> **Written exercise**:
Write out the full listing exactly as given, minus the images.

## begin

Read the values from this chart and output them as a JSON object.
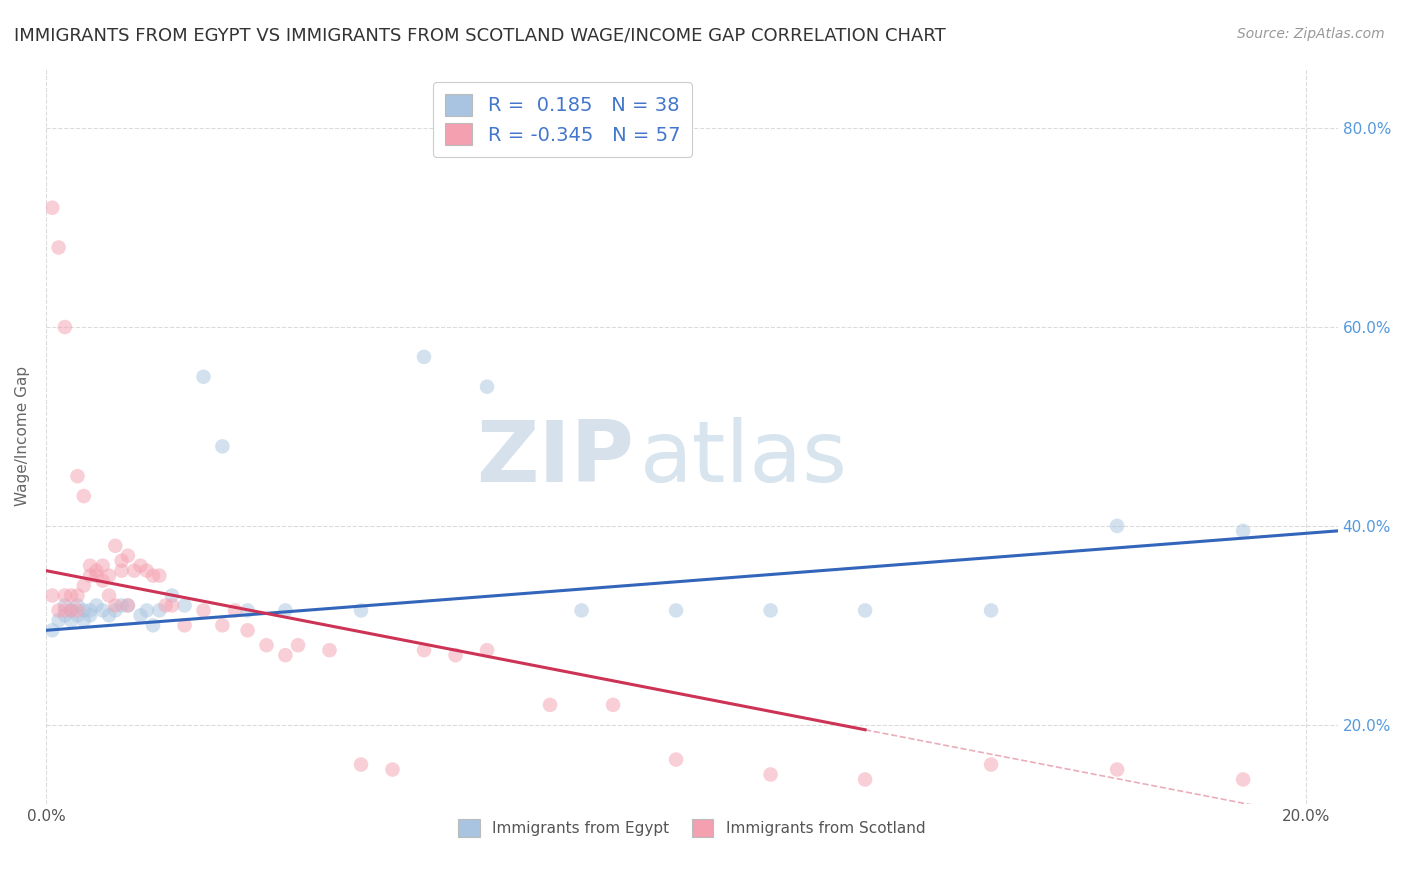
{
  "title": "IMMIGRANTS FROM EGYPT VS IMMIGRANTS FROM SCOTLAND WAGE/INCOME GAP CORRELATION CHART",
  "source": "Source: ZipAtlas.com",
  "ylabel": "Wage/Income Gap",
  "egypt_color": "#a8c4e0",
  "scotland_color": "#f4a0b0",
  "egypt_line_color": "#3366bb",
  "scotland_line_color": "#cc3355",
  "background_color": "#ffffff",
  "grid_color": "#cccccc",
  "R_egypt": 0.185,
  "N_egypt": 38,
  "R_scotland": -0.345,
  "N_scotland": 57,
  "watermark_ZIP": "ZIP",
  "watermark_atlas": "atlas",
  "egypt_scatter_x": [
    0.001,
    0.002,
    0.003,
    0.003,
    0.004,
    0.004,
    0.005,
    0.005,
    0.006,
    0.006,
    0.007,
    0.007,
    0.008,
    0.009,
    0.01,
    0.011,
    0.012,
    0.013,
    0.015,
    0.016,
    0.017,
    0.018,
    0.02,
    0.022,
    0.025,
    0.028,
    0.032,
    0.038,
    0.05,
    0.06,
    0.07,
    0.085,
    0.1,
    0.115,
    0.13,
    0.15,
    0.17,
    0.19
  ],
  "egypt_scatter_y": [
    0.295,
    0.305,
    0.31,
    0.32,
    0.305,
    0.315,
    0.32,
    0.31,
    0.315,
    0.305,
    0.31,
    0.315,
    0.32,
    0.315,
    0.31,
    0.315,
    0.32,
    0.32,
    0.31,
    0.315,
    0.3,
    0.315,
    0.33,
    0.32,
    0.55,
    0.48,
    0.315,
    0.315,
    0.315,
    0.57,
    0.54,
    0.315,
    0.315,
    0.315,
    0.315,
    0.315,
    0.4,
    0.395
  ],
  "scotland_scatter_x": [
    0.001,
    0.001,
    0.002,
    0.002,
    0.003,
    0.003,
    0.003,
    0.004,
    0.004,
    0.005,
    0.005,
    0.005,
    0.006,
    0.006,
    0.007,
    0.007,
    0.008,
    0.008,
    0.009,
    0.009,
    0.01,
    0.01,
    0.011,
    0.011,
    0.012,
    0.012,
    0.013,
    0.013,
    0.014,
    0.015,
    0.016,
    0.017,
    0.018,
    0.019,
    0.02,
    0.022,
    0.025,
    0.028,
    0.03,
    0.032,
    0.035,
    0.038,
    0.04,
    0.045,
    0.05,
    0.055,
    0.06,
    0.065,
    0.07,
    0.08,
    0.09,
    0.1,
    0.115,
    0.13,
    0.15,
    0.17,
    0.19
  ],
  "scotland_scatter_y": [
    0.72,
    0.33,
    0.315,
    0.68,
    0.315,
    0.33,
    0.6,
    0.33,
    0.315,
    0.33,
    0.315,
    0.45,
    0.34,
    0.43,
    0.35,
    0.36,
    0.355,
    0.35,
    0.36,
    0.345,
    0.35,
    0.33,
    0.38,
    0.32,
    0.355,
    0.365,
    0.37,
    0.32,
    0.355,
    0.36,
    0.355,
    0.35,
    0.35,
    0.32,
    0.32,
    0.3,
    0.315,
    0.3,
    0.315,
    0.295,
    0.28,
    0.27,
    0.28,
    0.275,
    0.16,
    0.155,
    0.275,
    0.27,
    0.275,
    0.22,
    0.22,
    0.165,
    0.15,
    0.145,
    0.16,
    0.155,
    0.145
  ],
  "xlim": [
    0.0,
    0.205
  ],
  "ylim": [
    0.12,
    0.86
  ],
  "y_ticks": [
    0.2,
    0.4,
    0.6,
    0.8
  ],
  "x_ticks": [
    0.0,
    0.2
  ],
  "title_fontsize": 13,
  "axis_label_fontsize": 11,
  "tick_fontsize": 11,
  "legend_fontsize": 14,
  "dot_size": 110,
  "dot_alpha": 0.5,
  "egypt_line_x0": 0.0,
  "egypt_line_y0": 0.295,
  "egypt_line_x1": 0.205,
  "egypt_line_y1": 0.395,
  "scotland_line_x0": 0.0,
  "scotland_line_y0": 0.355,
  "scotland_line_x1": 0.13,
  "scotland_line_y1": 0.195
}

## end

> **Solution to this task**:
Read the values from this chart and output them as a JSON object.
{
  "title": "IMMIGRANTS FROM EGYPT VS IMMIGRANTS FROM SCOTLAND WAGE/INCOME GAP CORRELATION CHART",
  "source": "Source: ZipAtlas.com",
  "ylabel": "Wage/Income Gap",
  "egypt_color": "#a8c4e0",
  "scotland_color": "#f4a0b0",
  "egypt_line_color": "#3366bb",
  "scotland_line_color": "#cc3355",
  "background_color": "#ffffff",
  "grid_color": "#cccccc",
  "R_egypt": 0.185,
  "N_egypt": 38,
  "R_scotland": -0.345,
  "N_scotland": 57,
  "watermark_ZIP": "ZIP",
  "watermark_atlas": "atlas",
  "egypt_scatter_x": [
    0.001,
    0.002,
    0.003,
    0.003,
    0.004,
    0.004,
    0.005,
    0.005,
    0.006,
    0.006,
    0.007,
    0.007,
    0.008,
    0.009,
    0.01,
    0.011,
    0.012,
    0.013,
    0.015,
    0.016,
    0.017,
    0.018,
    0.02,
    0.022,
    0.025,
    0.028,
    0.032,
    0.038,
    0.05,
    0.06,
    0.07,
    0.085,
    0.1,
    0.115,
    0.13,
    0.15,
    0.17,
    0.19
  ],
  "egypt_scatter_y": [
    0.295,
    0.305,
    0.31,
    0.32,
    0.305,
    0.315,
    0.32,
    0.31,
    0.315,
    0.305,
    0.31,
    0.315,
    0.32,
    0.315,
    0.31,
    0.315,
    0.32,
    0.32,
    0.31,
    0.315,
    0.3,
    0.315,
    0.33,
    0.32,
    0.55,
    0.48,
    0.315,
    0.315,
    0.315,
    0.57,
    0.54,
    0.315,
    0.315,
    0.315,
    0.315,
    0.315,
    0.4,
    0.395
  ],
  "scotland_scatter_x": [
    0.001,
    0.001,
    0.002,
    0.002,
    0.003,
    0.003,
    0.003,
    0.004,
    0.004,
    0.005,
    0.005,
    0.005,
    0.006,
    0.006,
    0.007,
    0.007,
    0.008,
    0.008,
    0.009,
    0.009,
    0.01,
    0.01,
    0.011,
    0.011,
    0.012,
    0.012,
    0.013,
    0.013,
    0.014,
    0.015,
    0.016,
    0.017,
    0.018,
    0.019,
    0.02,
    0.022,
    0.025,
    0.028,
    0.03,
    0.032,
    0.035,
    0.038,
    0.04,
    0.045,
    0.05,
    0.055,
    0.06,
    0.065,
    0.07,
    0.08,
    0.09,
    0.1,
    0.115,
    0.13,
    0.15,
    0.17,
    0.19
  ],
  "scotland_scatter_y": [
    0.72,
    0.33,
    0.315,
    0.68,
    0.315,
    0.33,
    0.6,
    0.33,
    0.315,
    0.33,
    0.315,
    0.45,
    0.34,
    0.43,
    0.35,
    0.36,
    0.355,
    0.35,
    0.36,
    0.345,
    0.35,
    0.33,
    0.38,
    0.32,
    0.355,
    0.365,
    0.37,
    0.32,
    0.355,
    0.36,
    0.355,
    0.35,
    0.35,
    0.32,
    0.32,
    0.3,
    0.315,
    0.3,
    0.315,
    0.295,
    0.28,
    0.27,
    0.28,
    0.275,
    0.16,
    0.155,
    0.275,
    0.27,
    0.275,
    0.22,
    0.22,
    0.165,
    0.15,
    0.145,
    0.16,
    0.155,
    0.145
  ],
  "xlim": [
    0.0,
    0.205
  ],
  "ylim": [
    0.12,
    0.86
  ],
  "y_ticks": [
    0.2,
    0.4,
    0.6,
    0.8
  ],
  "x_ticks": [
    0.0,
    0.2
  ],
  "title_fontsize": 13,
  "axis_label_fontsize": 11,
  "tick_fontsize": 11,
  "legend_fontsize": 14,
  "dot_size": 110,
  "dot_alpha": 0.5,
  "egypt_line_x0": 0.0,
  "egypt_line_y0": 0.295,
  "egypt_line_x1": 0.205,
  "egypt_line_y1": 0.395,
  "scotland_line_x0": 0.0,
  "scotland_line_y0": 0.355,
  "scotland_line_x1": 0.13,
  "scotland_line_y1": 0.195
}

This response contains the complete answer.